§ WHAT YOU HAVE TO DO
Repeat every entry word for word, but leave the images out of your copy.

※

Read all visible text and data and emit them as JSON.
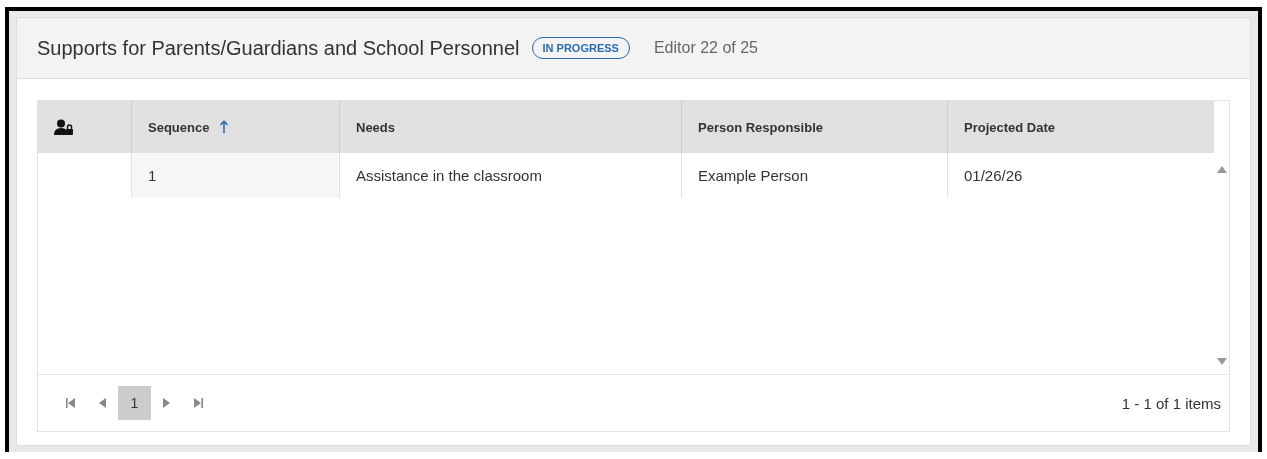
{
  "header": {
    "title": "Supports for Parents/Guardians and School Personnel",
    "status": "IN PROGRESS",
    "editor": "Editor 22 of 25"
  },
  "table": {
    "columns": [
      {
        "kind": "icon",
        "sorted": false
      },
      {
        "kind": "text",
        "label": "Sequence",
        "sorted": true
      },
      {
        "kind": "text",
        "label": "Needs",
        "sorted": false
      },
      {
        "kind": "text",
        "label": "Person Responsible",
        "sorted": false
      },
      {
        "kind": "text",
        "label": "Projected Date",
        "sorted": false
      }
    ],
    "rows": [
      {
        "cells": [
          "",
          "1",
          "Assistance in the classroom",
          "Example Person",
          "01/26/26"
        ]
      }
    ]
  },
  "pager": {
    "pages": [
      {
        "label": "1",
        "selected": true
      }
    ],
    "summary": "1 - 1 of 1 items"
  }
}
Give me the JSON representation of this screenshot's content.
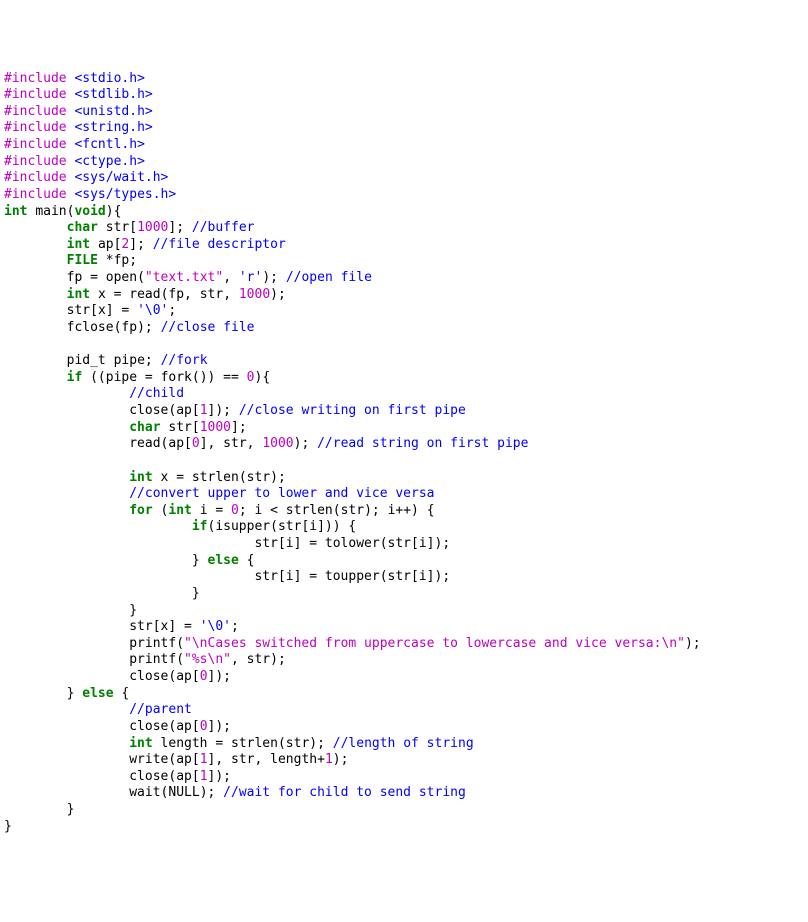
{
  "c": {
    "inc": "#include",
    "h": {
      "stdio": "<stdio.h>",
      "stdlib": "<stdlib.h>",
      "unistd": "<unistd.h>",
      "string": "<string.h>",
      "fcntl": "<fcntl.h>",
      "ctype": "<ctype.h>",
      "syswait": "<sys/wait.h>",
      "systypes": "<sys/types.h>"
    },
    "kw": {
      "int": "int",
      "char": "char",
      "void": "void",
      "for": "for",
      "if": "if",
      "else": "else",
      "FILE": "FILE"
    },
    "id": {
      "main": "main",
      "str": "str",
      "ap": "ap",
      "fp": "fp",
      "open": "open",
      "read": "read",
      "fclose": "fclose",
      "pid_t": "pid_t",
      "pipe": "pipe",
      "fork": "fork",
      "close": "close",
      "strlen": "strlen",
      "isupper": "isupper",
      "tolower": "tolower",
      "toupper": "toupper",
      "printf": "printf",
      "write": "write",
      "wait": "wait",
      "length": "length",
      "x": "x",
      "i": "i",
      "NULL": "NULL"
    },
    "n": {
      "1000": "1000",
      "2": "2",
      "0": "0",
      "1": "1"
    },
    "ch": {
      "nul": "'\\0'",
      "r": "'r'"
    },
    "s": {
      "text": "\"text.txt\"",
      "cases": "\"\\nCases switched from uppercase to lowercase and vice versa:\\n\"",
      "pct": "\"%s\\n\""
    },
    "cm": {
      "buffer": "//buffer",
      "fd": "//file descriptor",
      "open": "//open file",
      "close": "//close file",
      "fork": "//fork",
      "child": "//child",
      "closew": "//close writing on first pipe",
      "reads": "//read string on first pipe",
      "conv": "//convert upper to lower and vice versa",
      "parent": "//parent",
      "len": "//length of string",
      "wait": "//wait for child to send string"
    }
  }
}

※

§ TASK ANSWER
Read all visible text and data and emit them as JSON.
{
  "header": {
    "title": "Supports for Parents/Guardians and School Personnel",
    "status": "IN PROGRESS",
    "editor": "Editor 22 of 25"
  },
  "table": {
    "columns": [
      {
        "kind": "icon",
        "sorted": false
      },
      {
        "kind": "text",
        "label": "Sequence",
        "sorted": true
      },
      {
        "kind": "text",
        "label": "Needs",
        "sorted": false
      },
      {
        "kind": "text",
        "label": "Person Responsible",
        "sorted": false
      },
      {
        "kind": "text",
        "label": "Projected Date",
        "sorted": false
      }
    ],
    "rows": [
      {
        "cells": [
          "",
          "1",
          "Assistance in the classroom",
          "Example Person",
          "01/26/26"
        ]
      }
    ]
  },
  "pager": {
    "pages": [
      {
        "label": "1",
        "selected": true
      }
    ],
    "summary": "1 - 1 of 1 items"
  }
}
Give me the JSON representation of this screenshot's content.
{
  "c": {
    "inc": "#include",
    "h": {
      "stdio": "<stdio.h>",
      "stdlib": "<stdlib.h>",
      "unistd": "<unistd.h>",
      "string": "<string.h>",
      "fcntl": "<fcntl.h>",
      "ctype": "<ctype.h>",
      "syswait": "<sys/wait.h>",
      "systypes": "<sys/types.h>"
    },
    "kw": {
      "int": "int",
      "char": "char",
      "void": "void",
      "for": "for",
      "if": "if",
      "else": "else",
      "FILE": "FILE"
    },
    "id": {
      "main": "main",
      "str": "str",
      "ap": "ap",
      "fp": "fp",
      "open": "open",
      "read": "read",
      "fclose": "fclose",
      "pid_t": "pid_t",
      "pipe": "pipe",
      "fork": "fork",
      "close": "close",
      "strlen": "strlen",
      "isupper": "isupper",
      "tolower": "tolower",
      "toupper": "toupper",
      "printf": "printf",
      "write": "write",
      "wait": "wait",
      "length": "length",
      "x": "x",
      "i": "i",
      "NULL": "NULL"
    },
    "n": {
      "1000": "1000",
      "2": "2",
      "0": "0",
      "1": "1"
    },
    "ch": {
      "nul": "'\\0'",
      "r": "'r'"
    },
    "s": {
      "text": "\"text.txt\"",
      "cases": "\"\\nCases switched from uppercase to lowercase and vice versa:\\n\"",
      "pct": "\"%s\\n\""
    },
    "cm": {
      "buffer": "//buffer",
      "fd": "//file descriptor",
      "open": "//open file",
      "close": "//close file",
      "fork": "//fork",
      "child": "//child",
      "closew": "//close writing on first pipe",
      "reads": "//read string on first pipe",
      "conv": "//convert upper to lower and vice versa",
      "parent": "//parent",
      "len": "//length of string",
      "wait": "//wait for child to send string"
    }
  }
}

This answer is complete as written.